* What you need to do *
Reproduce the listing word for word. Skip any image.

* Stored items from a collection *

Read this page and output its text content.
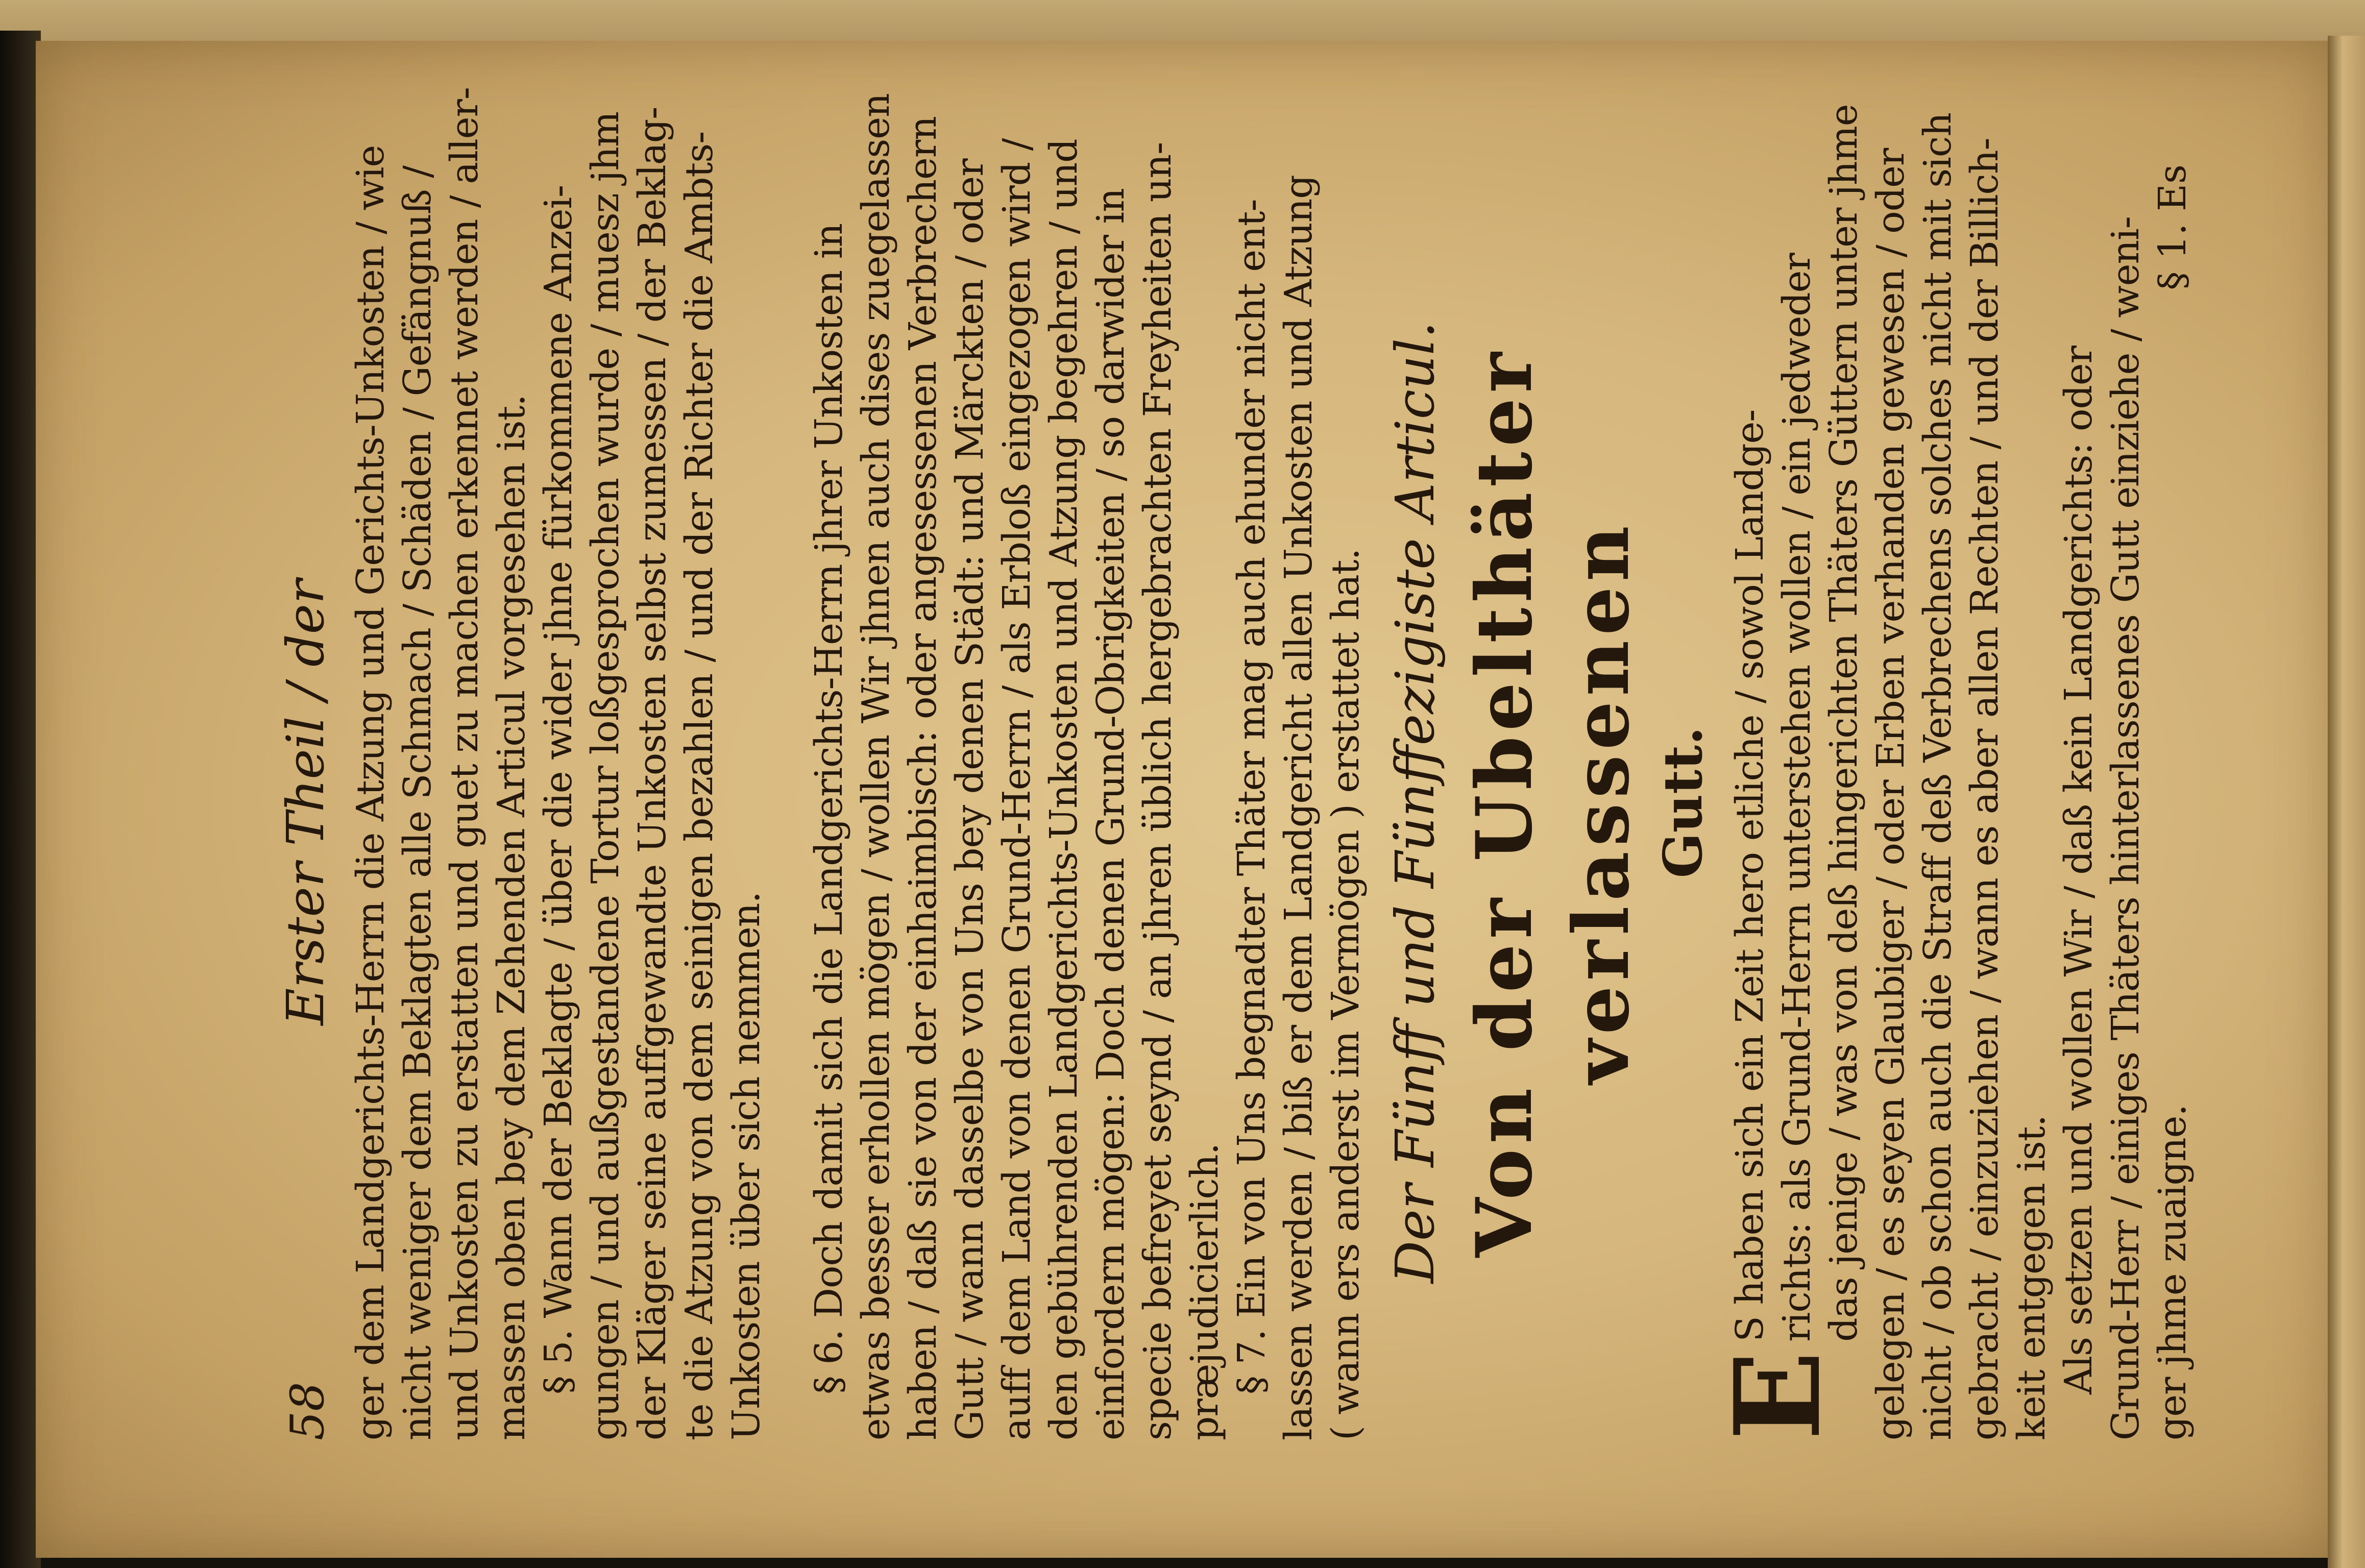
58
Erster Theil / der ger dem Landgerichts-Herrn die Atzung und Gerichts-Unkosten / wie nicht weniger dem Beklagten alle Schmach / Schäden / Gefängnuß / und Unkosten zu erstatten und guet zu machen erkennet werden / aller- massen oben bey dem Zehenden Articul vorgesehen ist. § 5. Wann der Beklagte / über die wider jhne fürkommene Anzei- gungen / und außgestandene Tortur loßgesprochen wurde / muesz jhm der Kläger seine auffgewandte Unkosten selbst zumessen / der Beklag- te die Atzung von dem seinigen bezahlen / und der Richter die Ambts- Unkosten über sich nemmen. § 6. Doch damit sich die Landgerichts-Herrn jhrer Unkosten in etwas besser erhollen mögen / wollen Wir jhnen auch dises zuegelassen haben / daß sie von der einhaimbisch: oder angesessenen Verbrechern Gutt / wann dasselbe von Uns bey denen Städt: und Märckten / oder auff dem Land von denen Grund-Herrn / als Erbloß eingezogen wird / den gebührenden Landgerichts-Unkosten und Atzung begehren / und einfordern mögen: Doch denen Grund-Obrigkeiten / so darwider in specie befreyet seynd / an jhren üblich hergebrachten Freyheiten un- præjudicierlich. § 7. Ein von Uns begnadter Thäter mag auch ehunder nicht ent- lassen werden / biß er dem Landgericht allen Unkosten und Atzung ( wann ers anderst im Vermögen ) erstattet hat. Der Fünff und Fünffezigiste Articul. Von der Ubelthäter verlassenen Gutt.
E
S haben sich ein Zeit hero etliche / sowol Landge- richts: als Grund-Herrn unterstehen wollen / ein jedweder das jenige / was von deß hingerichten Thäters Güttern unter jhme gelegen / es seyen Glaubiger / oder Erben verhanden gewesen / oder nicht / ob schon auch die Straff deß Verbrechens solches nicht mit sich gebracht / einzuziehen / wann es aber allen Rechten / und der Billich- keit entgegen ist. Als setzen und wollen Wir / daß kein Landgerichts: oder Grund-Herr / einiges Thäters hinterlassenes Gutt einziehe / weni- ger jhme zuaigne.
§ 1. Es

* The result *
Read this page and output its text content.
58
Erster Theil / der ger dem Landgerichts-Herrn die Atzung und Gerichts-Unkosten / wie nicht weniger dem Beklagten alle Schmach / Schäden / Gefängnuß / und Unkosten zu erstatten und guet zu machen erkennet werden / aller- massen oben bey dem Zehenden Articul vorgesehen ist. § 5. Wann der Beklagte / über die wider jhne fürkommene Anzei- gungen / und außgestandene Tortur loßgesprochen wurde / muesz jhm der Kläger seine auffgewandte Unkosten selbst zumessen / der Beklag- te die Atzung von dem seinigen bezahlen / und der Richter die Ambts- Unkosten über sich nemmen. § 6. Doch damit sich die Landgerichts-Herrn jhrer Unkosten in etwas besser erhollen mögen / wollen Wir jhnen auch dises zuegelassen haben / daß sie von der einhaimbisch: oder angesessenen Verbrechern Gutt / wann dasselbe von Uns bey denen Städt: und Märckten / oder auff dem Land von denen Grund-Herrn / als Erbloß eingezogen wird / den gebührenden Landgerichts-Unkosten und Atzung begehren / und einfordern mögen: Doch denen Grund-Obrigkeiten / so darwider in specie befreyet seynd / an jhren üblich hergebrachten Freyheiten un- præjudicierlich. § 7. Ein von Uns begnadter Thäter mag auch ehunder nicht ent- lassen werden / biß er dem Landgericht allen Unkosten und Atzung ( wann ers anderst im Vermögen ) erstattet hat. Der Fünff und Fünffezigiste Articul. Von der Ubelthäter verlassenen Gutt.
E
S haben sich ein Zeit hero etliche / sowol Landge- richts: als Grund-Herrn unterstehen wollen / ein jedweder das jenige / was von deß hingerichten Thäters Güttern unter jhme gelegen / es seyen Glaubiger / oder Erben verhanden gewesen / oder nicht / ob schon auch die Straff deß Verbrechens solches nicht mit sich gebracht / einzuziehen / wann es aber allen Rechten / und der Billich- keit entgegen ist. Als setzen und wollen Wir / daß kein Landgerichts: oder Grund-Herr / einiges Thäters hinterlassenes Gutt einziehe / weni- ger jhme zuaigne.
§ 1. Es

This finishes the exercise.